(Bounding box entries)
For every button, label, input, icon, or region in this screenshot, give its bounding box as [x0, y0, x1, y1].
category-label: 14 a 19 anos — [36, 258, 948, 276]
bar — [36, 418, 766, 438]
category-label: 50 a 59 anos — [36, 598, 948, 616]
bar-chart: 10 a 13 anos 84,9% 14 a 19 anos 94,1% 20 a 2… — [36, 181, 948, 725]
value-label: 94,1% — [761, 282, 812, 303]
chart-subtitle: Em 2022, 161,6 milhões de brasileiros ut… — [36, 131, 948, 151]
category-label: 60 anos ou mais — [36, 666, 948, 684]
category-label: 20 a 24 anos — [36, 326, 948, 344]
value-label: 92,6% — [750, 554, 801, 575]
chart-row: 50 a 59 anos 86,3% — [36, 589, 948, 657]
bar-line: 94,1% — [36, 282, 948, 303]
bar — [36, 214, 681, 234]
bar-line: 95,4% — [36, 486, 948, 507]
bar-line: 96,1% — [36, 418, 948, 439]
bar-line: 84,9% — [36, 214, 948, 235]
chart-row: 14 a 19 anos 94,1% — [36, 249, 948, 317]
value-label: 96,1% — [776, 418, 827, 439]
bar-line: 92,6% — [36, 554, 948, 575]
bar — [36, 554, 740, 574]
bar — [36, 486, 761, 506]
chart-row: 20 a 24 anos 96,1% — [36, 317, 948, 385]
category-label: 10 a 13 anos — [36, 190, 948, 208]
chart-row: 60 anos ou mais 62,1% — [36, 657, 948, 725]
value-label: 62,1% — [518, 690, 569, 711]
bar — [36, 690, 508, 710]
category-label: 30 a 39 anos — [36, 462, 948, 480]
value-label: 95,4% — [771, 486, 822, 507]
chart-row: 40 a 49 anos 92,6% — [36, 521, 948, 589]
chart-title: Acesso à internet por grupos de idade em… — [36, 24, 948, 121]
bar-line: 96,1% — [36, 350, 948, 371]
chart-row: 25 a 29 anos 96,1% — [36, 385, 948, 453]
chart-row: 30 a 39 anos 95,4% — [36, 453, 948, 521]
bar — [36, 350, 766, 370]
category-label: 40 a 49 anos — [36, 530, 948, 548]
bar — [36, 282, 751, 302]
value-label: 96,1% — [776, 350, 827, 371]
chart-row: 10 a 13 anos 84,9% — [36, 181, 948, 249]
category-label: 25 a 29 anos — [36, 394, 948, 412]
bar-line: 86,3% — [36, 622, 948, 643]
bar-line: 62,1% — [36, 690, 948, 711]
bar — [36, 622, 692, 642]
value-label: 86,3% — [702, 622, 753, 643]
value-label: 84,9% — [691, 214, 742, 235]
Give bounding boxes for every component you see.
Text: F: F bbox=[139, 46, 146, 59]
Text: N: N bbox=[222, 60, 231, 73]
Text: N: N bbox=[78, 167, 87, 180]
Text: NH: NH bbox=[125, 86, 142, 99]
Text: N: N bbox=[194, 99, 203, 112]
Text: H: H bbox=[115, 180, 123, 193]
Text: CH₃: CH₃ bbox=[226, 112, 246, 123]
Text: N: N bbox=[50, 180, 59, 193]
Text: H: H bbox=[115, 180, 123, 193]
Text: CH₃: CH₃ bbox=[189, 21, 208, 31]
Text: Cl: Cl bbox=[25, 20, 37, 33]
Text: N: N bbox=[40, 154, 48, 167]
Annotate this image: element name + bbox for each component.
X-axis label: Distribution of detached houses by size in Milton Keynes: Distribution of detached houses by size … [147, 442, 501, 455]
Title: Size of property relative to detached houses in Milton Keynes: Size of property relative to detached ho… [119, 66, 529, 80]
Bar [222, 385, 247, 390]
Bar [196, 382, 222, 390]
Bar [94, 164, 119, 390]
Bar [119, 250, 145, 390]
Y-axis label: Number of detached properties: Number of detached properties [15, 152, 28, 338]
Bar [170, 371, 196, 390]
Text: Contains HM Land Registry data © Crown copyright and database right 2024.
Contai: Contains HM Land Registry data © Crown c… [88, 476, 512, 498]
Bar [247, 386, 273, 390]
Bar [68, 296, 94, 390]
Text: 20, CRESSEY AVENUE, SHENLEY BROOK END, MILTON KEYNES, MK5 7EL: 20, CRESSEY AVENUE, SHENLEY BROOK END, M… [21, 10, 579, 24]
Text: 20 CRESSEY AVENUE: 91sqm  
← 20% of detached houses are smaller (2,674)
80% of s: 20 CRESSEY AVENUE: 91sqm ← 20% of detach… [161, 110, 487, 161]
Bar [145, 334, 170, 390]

---

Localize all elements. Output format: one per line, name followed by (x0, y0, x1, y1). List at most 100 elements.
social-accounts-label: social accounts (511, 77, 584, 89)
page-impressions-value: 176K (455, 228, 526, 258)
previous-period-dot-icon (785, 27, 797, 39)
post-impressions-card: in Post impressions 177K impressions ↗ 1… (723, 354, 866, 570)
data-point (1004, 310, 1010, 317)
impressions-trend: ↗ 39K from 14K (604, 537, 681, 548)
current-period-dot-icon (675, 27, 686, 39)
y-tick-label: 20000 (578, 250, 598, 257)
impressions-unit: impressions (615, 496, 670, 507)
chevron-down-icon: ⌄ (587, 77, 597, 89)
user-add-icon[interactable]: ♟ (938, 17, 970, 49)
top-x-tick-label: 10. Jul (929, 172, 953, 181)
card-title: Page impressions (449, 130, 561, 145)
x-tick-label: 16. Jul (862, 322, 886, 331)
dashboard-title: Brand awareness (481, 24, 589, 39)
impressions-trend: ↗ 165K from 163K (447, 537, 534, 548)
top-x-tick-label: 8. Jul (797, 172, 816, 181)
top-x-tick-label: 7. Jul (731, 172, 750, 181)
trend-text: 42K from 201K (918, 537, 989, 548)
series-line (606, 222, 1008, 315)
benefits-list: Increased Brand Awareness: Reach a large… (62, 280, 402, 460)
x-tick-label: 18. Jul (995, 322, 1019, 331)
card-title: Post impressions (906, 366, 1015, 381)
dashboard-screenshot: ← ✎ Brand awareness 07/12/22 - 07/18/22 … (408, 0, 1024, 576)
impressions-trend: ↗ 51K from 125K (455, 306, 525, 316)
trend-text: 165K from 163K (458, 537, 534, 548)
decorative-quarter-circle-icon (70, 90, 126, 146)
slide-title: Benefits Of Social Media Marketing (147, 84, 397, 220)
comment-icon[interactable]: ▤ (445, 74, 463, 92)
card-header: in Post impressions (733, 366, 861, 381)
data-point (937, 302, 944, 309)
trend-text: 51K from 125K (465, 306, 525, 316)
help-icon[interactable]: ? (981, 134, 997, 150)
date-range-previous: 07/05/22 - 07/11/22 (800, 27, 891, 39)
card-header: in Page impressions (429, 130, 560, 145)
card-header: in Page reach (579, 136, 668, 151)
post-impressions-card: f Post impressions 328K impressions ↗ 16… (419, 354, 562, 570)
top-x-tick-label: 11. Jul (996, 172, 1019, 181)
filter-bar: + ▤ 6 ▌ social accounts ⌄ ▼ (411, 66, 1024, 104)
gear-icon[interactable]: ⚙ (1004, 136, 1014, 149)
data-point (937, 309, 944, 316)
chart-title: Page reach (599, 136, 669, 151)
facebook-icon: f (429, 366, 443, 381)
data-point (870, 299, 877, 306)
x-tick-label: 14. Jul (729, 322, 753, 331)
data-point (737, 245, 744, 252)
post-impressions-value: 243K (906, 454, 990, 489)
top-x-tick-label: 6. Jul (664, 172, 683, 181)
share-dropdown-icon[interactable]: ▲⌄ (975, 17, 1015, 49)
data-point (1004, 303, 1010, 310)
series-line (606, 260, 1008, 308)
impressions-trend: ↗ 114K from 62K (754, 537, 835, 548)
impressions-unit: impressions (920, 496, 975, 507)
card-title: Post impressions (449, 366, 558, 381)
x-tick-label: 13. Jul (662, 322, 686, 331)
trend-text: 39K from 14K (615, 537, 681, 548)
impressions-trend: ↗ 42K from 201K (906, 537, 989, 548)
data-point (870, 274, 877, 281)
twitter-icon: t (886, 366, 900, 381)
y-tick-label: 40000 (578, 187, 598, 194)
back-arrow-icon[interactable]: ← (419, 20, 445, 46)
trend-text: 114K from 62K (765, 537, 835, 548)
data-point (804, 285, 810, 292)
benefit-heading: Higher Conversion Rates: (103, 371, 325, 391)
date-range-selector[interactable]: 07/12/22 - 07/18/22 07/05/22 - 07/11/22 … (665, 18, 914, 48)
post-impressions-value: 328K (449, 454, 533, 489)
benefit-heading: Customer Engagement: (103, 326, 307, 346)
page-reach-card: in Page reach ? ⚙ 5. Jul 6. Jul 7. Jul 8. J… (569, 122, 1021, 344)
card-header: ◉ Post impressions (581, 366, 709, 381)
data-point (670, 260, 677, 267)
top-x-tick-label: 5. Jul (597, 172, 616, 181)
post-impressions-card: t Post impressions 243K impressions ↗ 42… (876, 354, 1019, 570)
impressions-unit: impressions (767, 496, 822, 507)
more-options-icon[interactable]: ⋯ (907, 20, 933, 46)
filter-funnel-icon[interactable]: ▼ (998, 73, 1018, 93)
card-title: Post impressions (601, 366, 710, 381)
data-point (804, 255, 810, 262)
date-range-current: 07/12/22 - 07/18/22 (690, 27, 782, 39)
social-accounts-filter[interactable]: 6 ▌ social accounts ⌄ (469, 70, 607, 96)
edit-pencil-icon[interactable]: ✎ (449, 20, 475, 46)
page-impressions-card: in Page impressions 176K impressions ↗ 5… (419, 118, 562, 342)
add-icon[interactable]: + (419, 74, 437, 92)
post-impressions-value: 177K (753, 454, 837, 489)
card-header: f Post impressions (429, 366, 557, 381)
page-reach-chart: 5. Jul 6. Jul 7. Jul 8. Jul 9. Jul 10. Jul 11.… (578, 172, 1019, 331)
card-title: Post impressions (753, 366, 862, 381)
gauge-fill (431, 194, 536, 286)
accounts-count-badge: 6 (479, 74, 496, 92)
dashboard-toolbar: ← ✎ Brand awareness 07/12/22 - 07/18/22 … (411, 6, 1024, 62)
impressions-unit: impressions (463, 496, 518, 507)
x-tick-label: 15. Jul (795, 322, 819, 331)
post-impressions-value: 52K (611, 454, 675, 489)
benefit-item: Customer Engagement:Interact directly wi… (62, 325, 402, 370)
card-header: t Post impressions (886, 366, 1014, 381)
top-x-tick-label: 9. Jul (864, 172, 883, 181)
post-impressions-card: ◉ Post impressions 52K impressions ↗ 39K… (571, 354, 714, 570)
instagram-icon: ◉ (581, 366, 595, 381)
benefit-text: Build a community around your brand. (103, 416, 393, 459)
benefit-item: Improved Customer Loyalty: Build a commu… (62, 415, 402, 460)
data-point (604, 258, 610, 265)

#### Prompt:
Repeat the material word for word, from the line with "For every button, label, input, icon, or" up to and including the line with "bar — [36, 690, 508, 710]".

#### Written solution:
For every button, label, input, icon, or region in this screenshot, give its bounding box as [x0, y0, x1, y1].
category-label: 14 a 19 anos — [36, 258, 948, 276]
bar — [36, 418, 766, 438]
category-label: 50 a 59 anos — [36, 598, 948, 616]
bar-chart: 10 a 13 anos 84,9% 14 a 19 anos 94,1% 20 a 2… — [36, 181, 948, 725]
value-label: 94,1% — [761, 282, 812, 303]
chart-subtitle: Em 2022, 161,6 milhões de brasileiros ut… — [36, 131, 948, 151]
category-label: 60 anos ou mais — [36, 666, 948, 684]
category-label: 20 a 24 anos — [36, 326, 948, 344]
value-label: 92,6% — [750, 554, 801, 575]
chart-row: 50 a 59 anos 86,3% — [36, 589, 948, 657]
bar-line: 94,1% — [36, 282, 948, 303]
bar — [36, 214, 681, 234]
bar-line: 95,4% — [36, 486, 948, 507]
bar-line: 96,1% — [36, 418, 948, 439]
bar-line: 84,9% — [36, 214, 948, 235]
chart-row: 14 a 19 anos 94,1% — [36, 249, 948, 317]
value-label: 96,1% — [776, 418, 827, 439]
bar-line: 92,6% — [36, 554, 948, 575]
bar — [36, 554, 740, 574]
bar — [36, 486, 761, 506]
chart-row: 20 a 24 anos 96,1% — [36, 317, 948, 385]
category-label: 10 a 13 anos — [36, 190, 948, 208]
chart-row: 60 anos ou mais 62,1% — [36, 657, 948, 725]
value-label: 62,1% — [518, 690, 569, 711]
bar — [36, 690, 508, 710]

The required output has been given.